--- EXERCISE DETAILS ---
Output each line exactly as it appears, skipping any embedded picture.

--- RECORDED INFORMATION ---
======

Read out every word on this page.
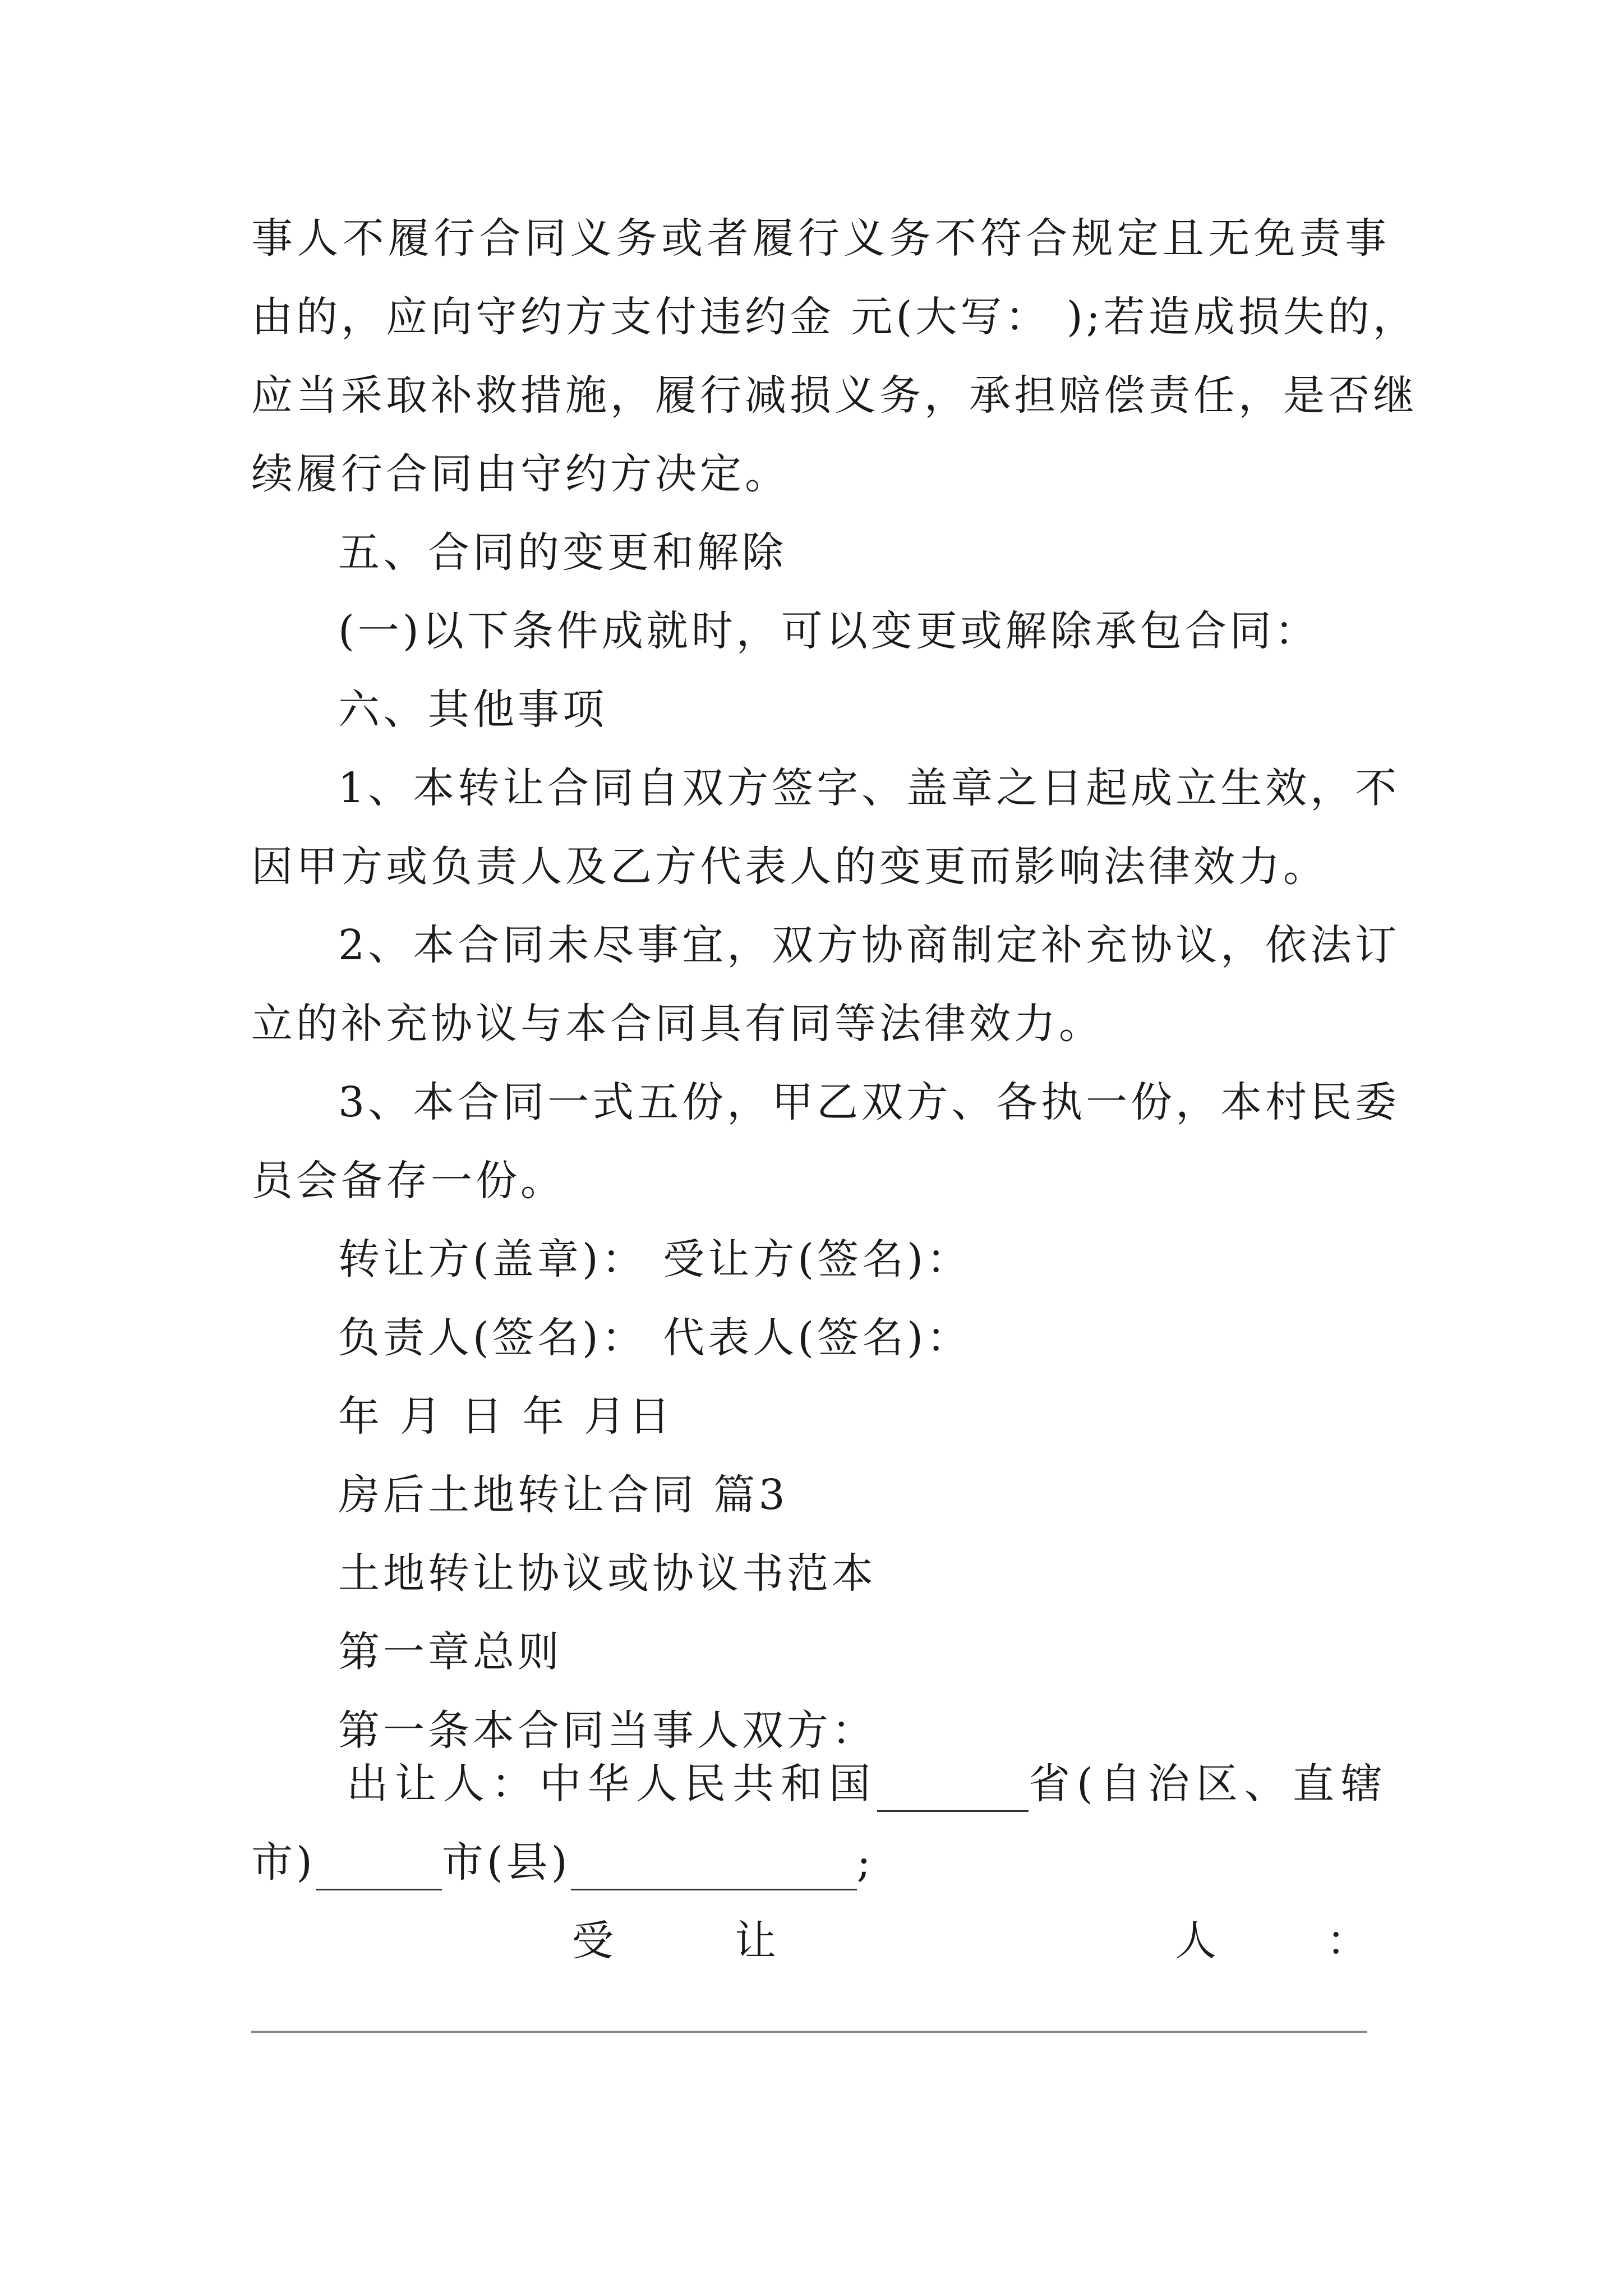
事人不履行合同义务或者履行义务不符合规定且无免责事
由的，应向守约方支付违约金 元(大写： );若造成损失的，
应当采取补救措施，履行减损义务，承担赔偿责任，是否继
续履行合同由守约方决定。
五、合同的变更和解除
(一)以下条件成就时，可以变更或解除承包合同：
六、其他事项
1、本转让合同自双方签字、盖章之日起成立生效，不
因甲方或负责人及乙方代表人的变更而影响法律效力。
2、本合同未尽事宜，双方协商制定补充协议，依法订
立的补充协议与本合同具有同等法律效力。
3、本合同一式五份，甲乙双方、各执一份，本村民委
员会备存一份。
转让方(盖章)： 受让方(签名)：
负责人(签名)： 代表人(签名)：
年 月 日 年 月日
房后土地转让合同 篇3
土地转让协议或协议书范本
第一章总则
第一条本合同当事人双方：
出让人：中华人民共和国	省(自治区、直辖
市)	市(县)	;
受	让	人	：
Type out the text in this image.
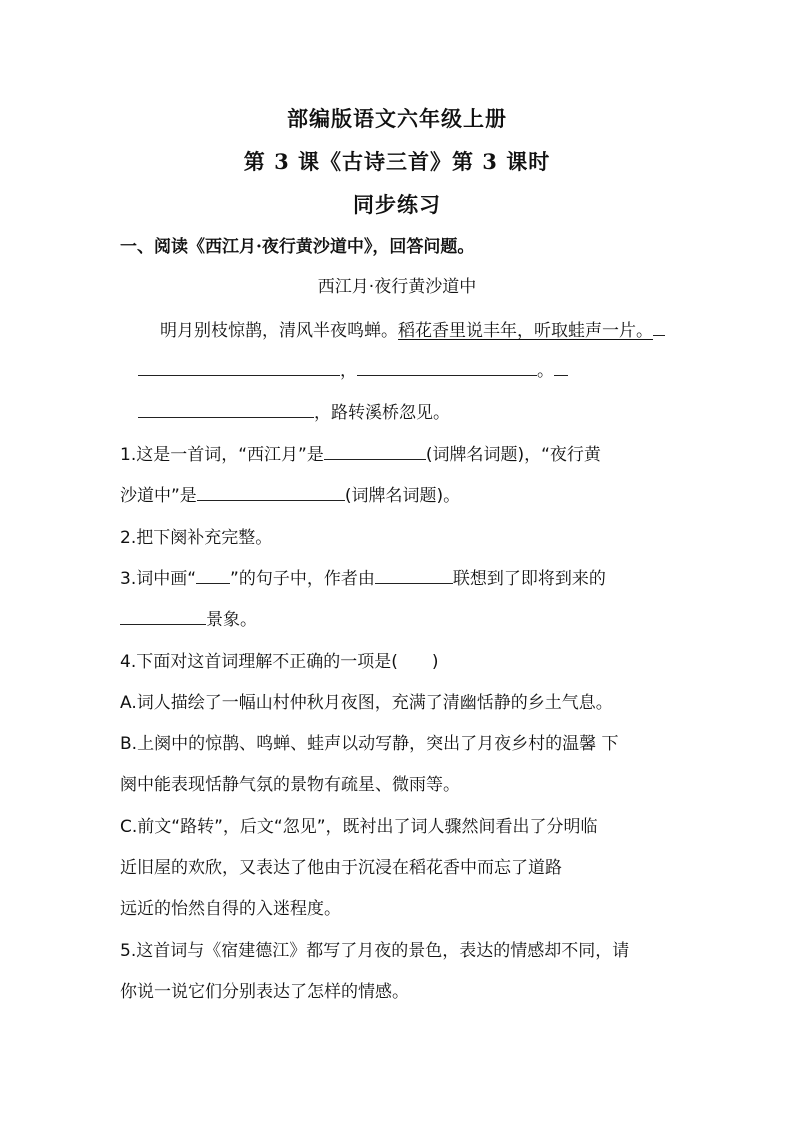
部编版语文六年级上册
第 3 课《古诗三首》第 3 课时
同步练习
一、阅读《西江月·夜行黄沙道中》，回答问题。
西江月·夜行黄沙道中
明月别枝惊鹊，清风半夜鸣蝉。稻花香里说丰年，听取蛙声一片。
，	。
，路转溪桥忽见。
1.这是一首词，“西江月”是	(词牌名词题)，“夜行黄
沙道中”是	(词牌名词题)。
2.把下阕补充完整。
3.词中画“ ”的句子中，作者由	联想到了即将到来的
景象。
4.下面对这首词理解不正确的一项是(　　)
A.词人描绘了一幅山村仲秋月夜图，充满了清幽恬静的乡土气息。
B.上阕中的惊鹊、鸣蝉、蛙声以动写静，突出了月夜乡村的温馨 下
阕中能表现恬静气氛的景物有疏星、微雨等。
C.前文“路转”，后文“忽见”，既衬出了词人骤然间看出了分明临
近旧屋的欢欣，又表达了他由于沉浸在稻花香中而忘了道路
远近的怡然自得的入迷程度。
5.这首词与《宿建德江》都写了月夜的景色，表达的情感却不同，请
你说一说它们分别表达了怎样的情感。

======

--- RESPONSE TO THIS TASK ---
Read out every word on this page.
事人不履行合同义务或者履行义务不符合规定且无免责事
由的，应向守约方支付违约金 元(大写： );若造成损失的，
应当采取补救措施，履行减损义务，承担赔偿责任，是否继
续履行合同由守约方决定。
五、合同的变更和解除
(一)以下条件成就时，可以变更或解除承包合同：
六、其他事项
1、本转让合同自双方签字、盖章之日起成立生效，不
因甲方或负责人及乙方代表人的变更而影响法律效力。
2、本合同未尽事宜，双方协商制定补充协议，依法订
立的补充协议与本合同具有同等法律效力。
3、本合同一式五份，甲乙双方、各执一份，本村民委
员会备存一份。
转让方(盖章)： 受让方(签名)：
负责人(签名)： 代表人(签名)：
年 月 日 年 月日
房后土地转让合同 篇3
土地转让协议或协议书范本
第一章总则
第一条本合同当事人双方：
出让人：中华人民共和国	省(自治区、直辖
市)	市(县)	;
受	让	人	：
Type out the text in this image.
部编版语文六年级上册
第 3 课《古诗三首》第 3 课时
同步练习
一、阅读《西江月·夜行黄沙道中》，回答问题。
西江月·夜行黄沙道中
明月别枝惊鹊，清风半夜鸣蝉。稻花香里说丰年，听取蛙声一片。
，	。
，路转溪桥忽见。
1.这是一首词，“西江月”是	(词牌名词题)，“夜行黄
沙道中”是	(词牌名词题)。
2.把下阕补充完整。
3.词中画“ ”的句子中，作者由	联想到了即将到来的
景象。
4.下面对这首词理解不正确的一项是(　　)
A.词人描绘了一幅山村仲秋月夜图，充满了清幽恬静的乡土气息。
B.上阕中的惊鹊、鸣蝉、蛙声以动写静，突出了月夜乡村的温馨 下
阕中能表现恬静气氛的景物有疏星、微雨等。
C.前文“路转”，后文“忽见”，既衬出了词人骤然间看出了分明临
近旧屋的欢欣，又表达了他由于沉浸在稻花香中而忘了道路
远近的怡然自得的入迷程度。
5.这首词与《宿建德江》都写了月夜的景色，表达的情感却不同，请
你说一说它们分别表达了怎样的情感。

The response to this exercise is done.